Look through the material and copy each line holding "Funktion".
— Start SUPPLIED INFORMATION —
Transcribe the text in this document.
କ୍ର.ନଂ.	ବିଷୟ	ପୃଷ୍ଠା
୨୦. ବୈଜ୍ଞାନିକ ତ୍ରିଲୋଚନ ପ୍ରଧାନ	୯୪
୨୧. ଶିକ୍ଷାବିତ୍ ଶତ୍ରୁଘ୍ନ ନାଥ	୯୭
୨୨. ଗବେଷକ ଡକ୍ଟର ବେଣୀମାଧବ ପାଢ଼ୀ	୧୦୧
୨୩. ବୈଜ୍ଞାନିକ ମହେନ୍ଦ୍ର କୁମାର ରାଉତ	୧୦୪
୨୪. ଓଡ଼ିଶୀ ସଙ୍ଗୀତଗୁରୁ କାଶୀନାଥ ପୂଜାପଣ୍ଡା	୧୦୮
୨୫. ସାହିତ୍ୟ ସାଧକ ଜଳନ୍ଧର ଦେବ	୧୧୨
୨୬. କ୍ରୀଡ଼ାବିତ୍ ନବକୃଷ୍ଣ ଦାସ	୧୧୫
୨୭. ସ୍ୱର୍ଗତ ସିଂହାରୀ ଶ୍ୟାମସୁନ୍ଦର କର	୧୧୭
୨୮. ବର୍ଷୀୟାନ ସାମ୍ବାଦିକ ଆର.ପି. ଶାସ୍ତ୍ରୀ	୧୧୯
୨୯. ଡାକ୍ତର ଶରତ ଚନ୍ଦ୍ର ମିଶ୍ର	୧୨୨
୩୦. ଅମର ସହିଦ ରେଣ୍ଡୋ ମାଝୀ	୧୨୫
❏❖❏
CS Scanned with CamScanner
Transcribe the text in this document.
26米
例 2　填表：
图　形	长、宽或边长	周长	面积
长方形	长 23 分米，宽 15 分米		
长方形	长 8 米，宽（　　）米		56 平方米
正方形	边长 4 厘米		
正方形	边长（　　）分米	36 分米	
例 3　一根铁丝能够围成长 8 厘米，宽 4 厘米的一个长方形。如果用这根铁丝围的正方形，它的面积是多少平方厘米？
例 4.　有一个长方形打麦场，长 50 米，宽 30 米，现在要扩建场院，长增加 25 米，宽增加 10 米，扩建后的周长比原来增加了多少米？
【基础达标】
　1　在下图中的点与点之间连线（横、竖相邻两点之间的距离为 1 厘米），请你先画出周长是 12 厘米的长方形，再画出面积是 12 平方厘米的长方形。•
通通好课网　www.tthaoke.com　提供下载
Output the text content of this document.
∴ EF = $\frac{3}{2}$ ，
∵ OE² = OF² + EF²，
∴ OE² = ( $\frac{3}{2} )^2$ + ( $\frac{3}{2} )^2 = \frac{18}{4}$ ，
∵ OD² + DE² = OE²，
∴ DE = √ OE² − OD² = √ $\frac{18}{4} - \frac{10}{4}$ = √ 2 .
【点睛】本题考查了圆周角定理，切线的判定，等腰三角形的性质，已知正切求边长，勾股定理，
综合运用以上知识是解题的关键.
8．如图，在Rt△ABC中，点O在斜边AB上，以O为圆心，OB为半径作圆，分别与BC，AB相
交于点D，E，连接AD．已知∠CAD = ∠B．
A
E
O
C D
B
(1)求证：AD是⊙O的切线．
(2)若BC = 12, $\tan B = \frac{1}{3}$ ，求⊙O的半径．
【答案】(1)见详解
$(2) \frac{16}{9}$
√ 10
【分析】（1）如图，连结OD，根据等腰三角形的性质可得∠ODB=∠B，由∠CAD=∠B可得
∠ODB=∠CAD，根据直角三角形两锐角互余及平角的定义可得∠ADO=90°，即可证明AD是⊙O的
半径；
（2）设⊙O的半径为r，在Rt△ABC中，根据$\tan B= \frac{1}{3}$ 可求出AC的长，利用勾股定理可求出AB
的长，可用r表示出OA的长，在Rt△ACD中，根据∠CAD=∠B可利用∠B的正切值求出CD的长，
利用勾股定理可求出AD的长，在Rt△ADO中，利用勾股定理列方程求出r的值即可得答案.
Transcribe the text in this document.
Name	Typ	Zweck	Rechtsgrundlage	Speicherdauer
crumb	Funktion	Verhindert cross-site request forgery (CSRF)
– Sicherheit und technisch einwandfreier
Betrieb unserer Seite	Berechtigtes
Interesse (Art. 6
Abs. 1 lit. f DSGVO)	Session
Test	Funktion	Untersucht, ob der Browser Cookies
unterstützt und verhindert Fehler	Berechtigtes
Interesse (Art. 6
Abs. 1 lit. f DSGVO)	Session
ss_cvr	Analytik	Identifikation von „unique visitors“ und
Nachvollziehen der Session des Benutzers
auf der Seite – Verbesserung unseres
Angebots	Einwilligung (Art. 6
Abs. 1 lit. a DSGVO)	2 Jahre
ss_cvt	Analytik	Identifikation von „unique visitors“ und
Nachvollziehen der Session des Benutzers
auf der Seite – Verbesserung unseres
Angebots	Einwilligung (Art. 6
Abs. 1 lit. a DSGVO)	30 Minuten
— End SUPPLIED INFORMATION —
**THE RESPONSE**
crumb	Funktion	Verhindert cross-site request forgery (CSRF)
Test	Funktion	Untersucht, ob der Browser Cookies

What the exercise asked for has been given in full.